### [Your goal]
Begin at the line that holds "Give me a plain-text" and copy each line exactly until the data below ends, including that last line but no pictures.

──────── Entries provided ────────

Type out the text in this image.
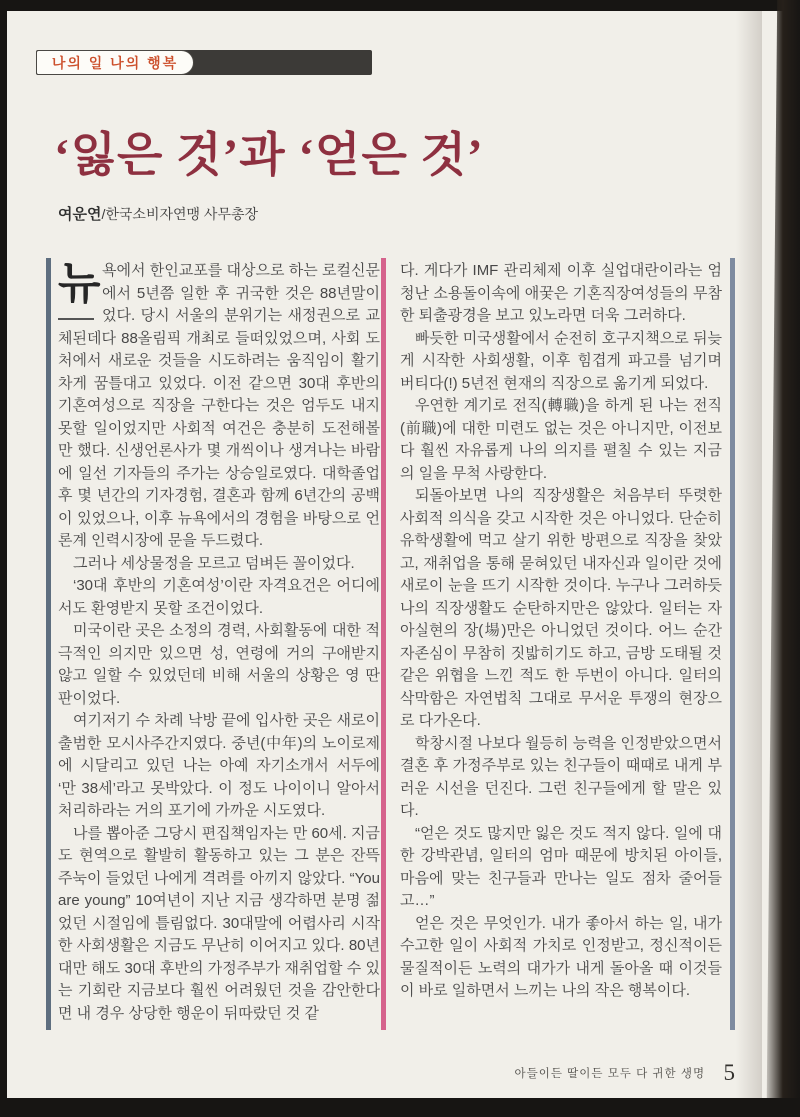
나의 일 나의 행복
‘잃은 것’과 ‘얻은 것’
여운연/한국소비자연맹 사무총장

뉴 욕에서 한인교포를 대상으로 하는 로컬신문에서 5년쯤 일한 후 귀국한 것은 88년말이었다. 당시 서울의 분위기는 새정권으로 교체된데다 88올림픽 개최로 들떠있었으며, 사회 도처에서 새로운 것들을 시도하려는 움직임이 활기차게 꿈틀대고 있었다. 이전 같으면 30대 후반의 기혼여성으로 직장을 구한다는 것은 엄두도 내지 못할 일이었지만 사회적 여건은 충분히 도전해볼 만 했다. 신생언론사가 몇 개씩이나 생겨나는 바람에 일선 기자들의 주가는 상승일로였다. 대학졸업 후 몇 년간의 기자경험, 결혼과 함께 6년간의 공백이 있었으나, 이후 뉴욕에서의 경험을 바탕으로 언론계 인력시장에 문을 두드렸다.

그러나 세상물정을 모르고 덤벼든 꼴이었다.

‘30대 후반의 기혼여성’이란 자격요건은 어디에서도 환영받지 못할 조건이었다.

미국이란 곳은 소정의 경력, 사회활동에 대한 적극적인 의지만 있으면 성, 연령에 거의 구애받지 않고 일할 수 있었던데 비해 서울의 상황은 영 딴판이었다.

여기저기 수 차례 낙방 끝에 입사한 곳은 새로이 출범한 모시사주간지였다. 중년(中年)의 노이로제에 시달리고 있던 나는 아예 자기소개서 서두에 ‘만 38세’라고 못박았다. 이 정도 나이이니 알아서 처리하라는 거의 포기에 가까운 시도였다.

나를 뽑아준 그당시 편집책임자는 만 60세. 지금도 현역으로 활발히 활동하고 있는 그 분은 잔뜩 주눅이 들었던 나에게 격려를 아끼지 않았다. “You are young” 10여년이 지난 지금 생각하면 분명 젊었던 시절임에 틀림없다. 30대말에 어렵사리 시작한 사회생활은 지금도 무난히 이어지고 있다. 80년대만 해도 30대 후반의 가정주부가 재취업할 수 있는 기회란 지금보다 훨씬 어려웠던 것을 감안한다면 내 경우 상당한 행운이 뒤따랐던 것 같

다. 게다가 IMF 관리체제 이후 실업대란이라는 엄청난 소용돌이속에 애꿎은 기혼직장여성들의 무참한 퇴출광경을 보고 있노라면 더욱 그러하다.

빠듯한 미국생활에서 순전히 호구지책으로 뒤늦게 시작한 사회생활, 이후 힘겹게 파고를 넘기며 버티다(!) 5년전 현재의 직장으로 옮기게 되었다.

우연한 계기로 전직(轉職)을 하게 된 나는 전직(前職)에 대한 미련도 없는 것은 아니지만, 이전보다 훨씬 자유롭게 나의 의지를 펼칠 수 있는 지금의 일을 무척 사랑한다.

되돌아보면 나의 직장생활은 처음부터 뚜렷한 사회적 의식을 갖고 시작한 것은 아니었다. 단순히 유학생활에 먹고 살기 위한 방편으로 직장을 찾았고, 재취업을 통해 묻혀있던 내자신과 일이란 것에 새로이 눈을 뜨기 시작한 것이다. 누구나 그러하듯 나의 직장생활도 순탄하지만은 않았다. 일터는 자아실현의 장(場)만은 아니었던 것이다. 어느 순간 자존심이 무참히 짓밟히기도 하고, 금방 도태될 것 같은 위협을 느낀 적도 한 두번이 아니다. 일터의 삭막함은 자연법칙 그대로 무서운 투쟁의 현장으로 다가온다.

학창시절 나보다 월등히 능력을 인정받았으면서 결혼 후 가정주부로 있는 친구들이 때때로 내게 부러운 시선을 던진다. 그런 친구들에게 할 말은 있다.

“얻은 것도 많지만 잃은 것도 적지 않다. 일에 대한 강박관념, 일터의 엄마 때문에 방치된 아이들, 마음에 맞는 친구들과 만나는 일도 점차 줄어들고…”

얻은 것은 무엇인가. 내가 좋아서 하는 일, 내가 수고한 일이 사회적 가치로 인정받고, 정신적이든 물질적이든 노력의 대가가 내게 돌아올 때 이것들이 바로 일하면서 느끼는 나의 작은 행복이다.

아들이든 딸이든 모두 다 귀한 생명 5
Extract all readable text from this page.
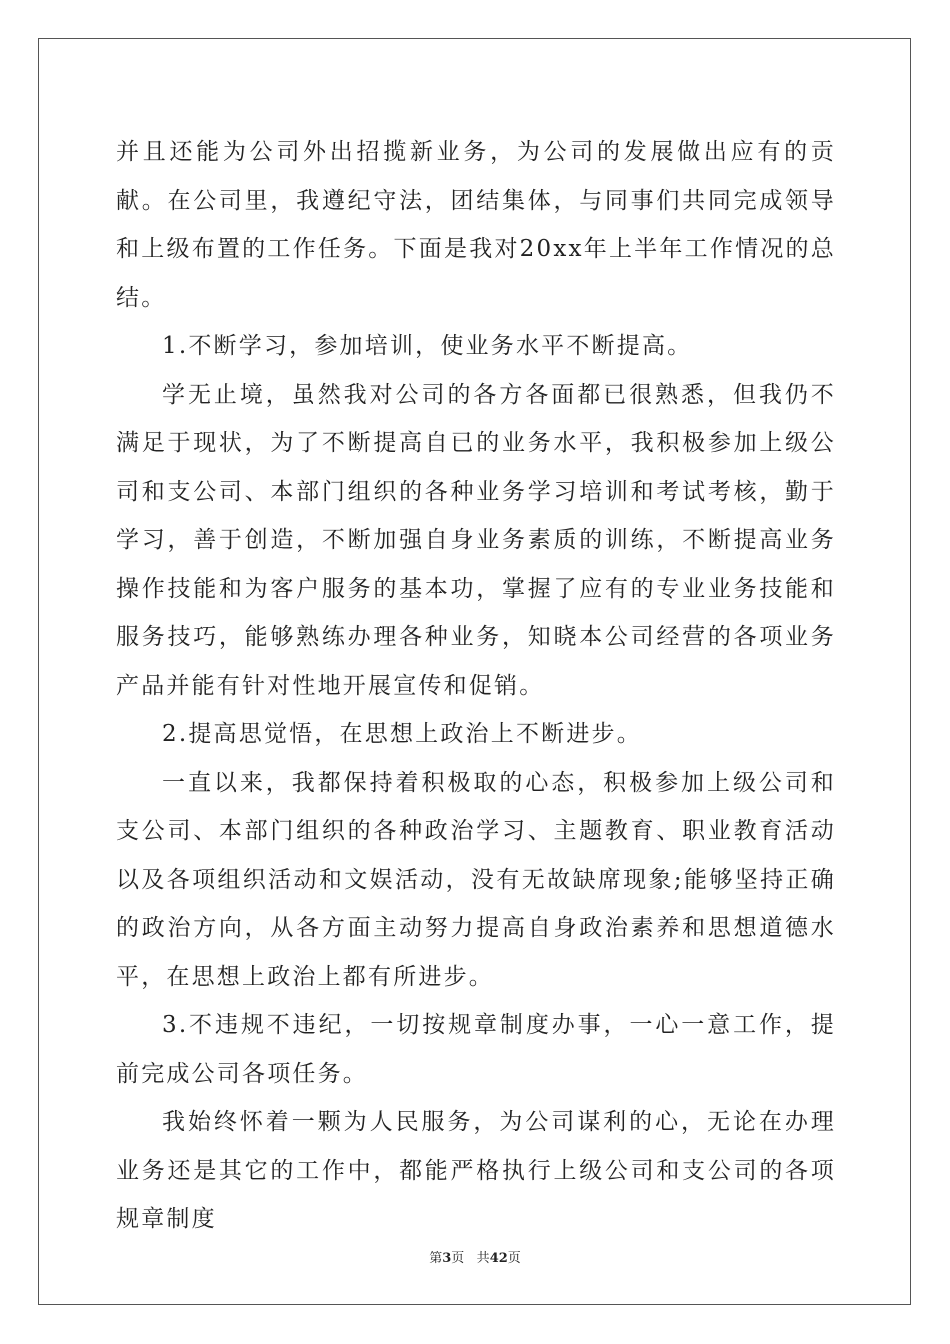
并且还能为公司外出招揽新业务，为公司的发展做出应有的贡献。在公司里，我遵纪守法，团结集体，与同事们共同完成领导和上级布置的工作任务。下面是我对20xx年上半年工作情况的总结。

1.不断学习，参加培训，使业务水平不断提高。

学无止境，虽然我对公司的各方各面都已很熟悉，但我仍不满足于现状，为了不断提高自已的业务水平，我积极参加上级公司和支公司、本部门组织的各种业务学习培训和考试考核，勤于学习，善于创造，不断加强自身业务素质的训练，不断提高业务操作技能和为客户服务的基本功，掌握了应有的专业业务技能和服务技巧，能够熟练办理各种业务，知晓本公司经营的各项业务产品并能有针对性地开展宣传和促销。

2.提高思觉悟，在思想上政治上不断进步。

一直以来，我都保持着积极取的心态，积极参加上级公司和支公司、本部门组织的各种政治学习、主题教育、职业教育活动以及各项组织活动和文娱活动，没有无故缺席现象;能够坚持正确的政治方向，从各方面主动努力提高自身政治素养和思想道德水平，在思想上政治上都有所进步。

3.不违规不违纪，一切按规章制度办事，一心一意工作，提前完成公司各项任务。

我始终怀着一颗为人民服务，为公司谋利的心，无论在办理业务还是其它的工作中，都能严格执行上级公司和支公司的各项规章制度

第3页 共42页
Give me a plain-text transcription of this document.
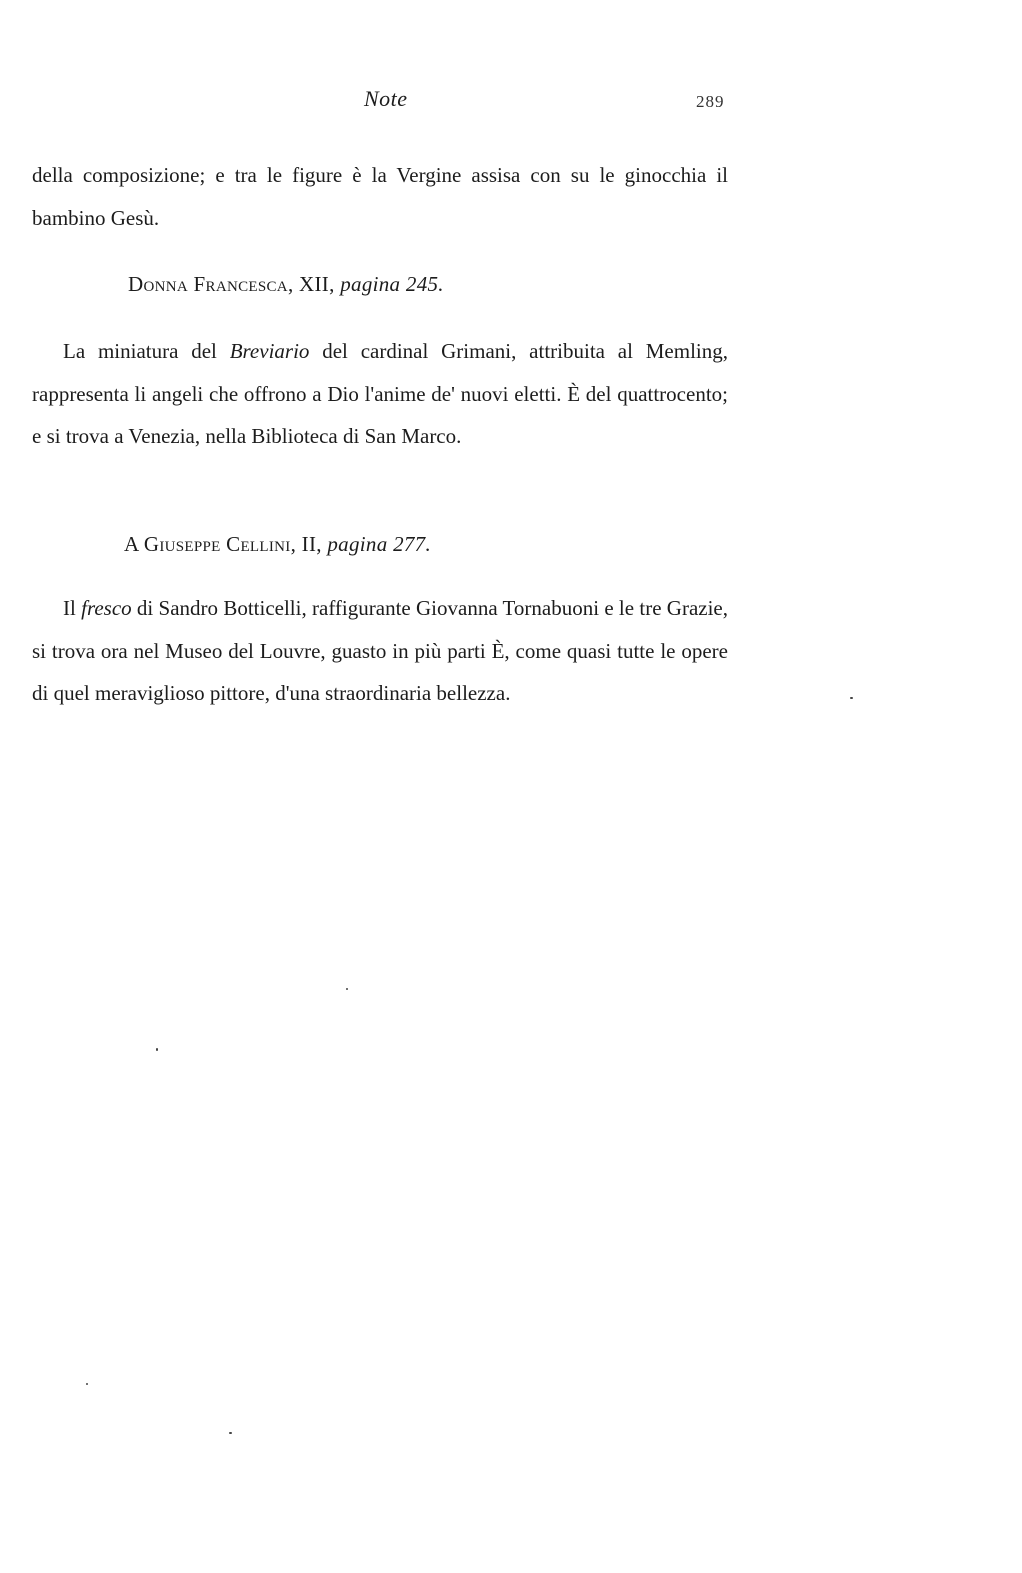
Note	289

della composizione; e tra le figure è la Vergine assisa con su le ginocchia il bambino Gesù.

Donna Francesca, XII, pagina 245.

La miniatura del Breviario del cardinal Grimani, attribuita al Memling, rappresenta li angeli che offrono a Dio l'anime de' nuovi eletti. È del quattrocento; e si trova a Venezia, nella Biblioteca di San Marco.

A Giuseppe Cellini, II, pagina 277.

Il fresco di Sandro Botticelli, raffigurante Giovanna Tornabuoni e le tre Grazie, si trova ora nel Museo del Louvre, guasto in più parti È, come quasi tutte le opere di quel meraviglioso pittore, d'una straordinaria bellezza.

────────

### [Answer to the task]
Give me a plain-text transcription of this document.
Note	289

della composizione; e tra le figure è la Vergine assisa con su le ginocchia il bambino Gesù.

Donna Francesca, XII, pagina 245.

La miniatura del Breviario del cardinal Grimani, attribuita al Memling, rappresenta li angeli che offrono a Dio l'anime de' nuovi eletti. È del quattrocento; e si trova a Venezia, nella Biblioteca di San Marco.

A Giuseppe Cellini, II, pagina 277.

Il fresco di Sandro Botticelli, raffigurante Giovanna Tornabuoni e le tre Grazie, si trova ora nel Museo del Louvre, guasto in più parti È, come quasi tutte le opere di quel meraviglioso pittore, d'una straordinaria bellezza.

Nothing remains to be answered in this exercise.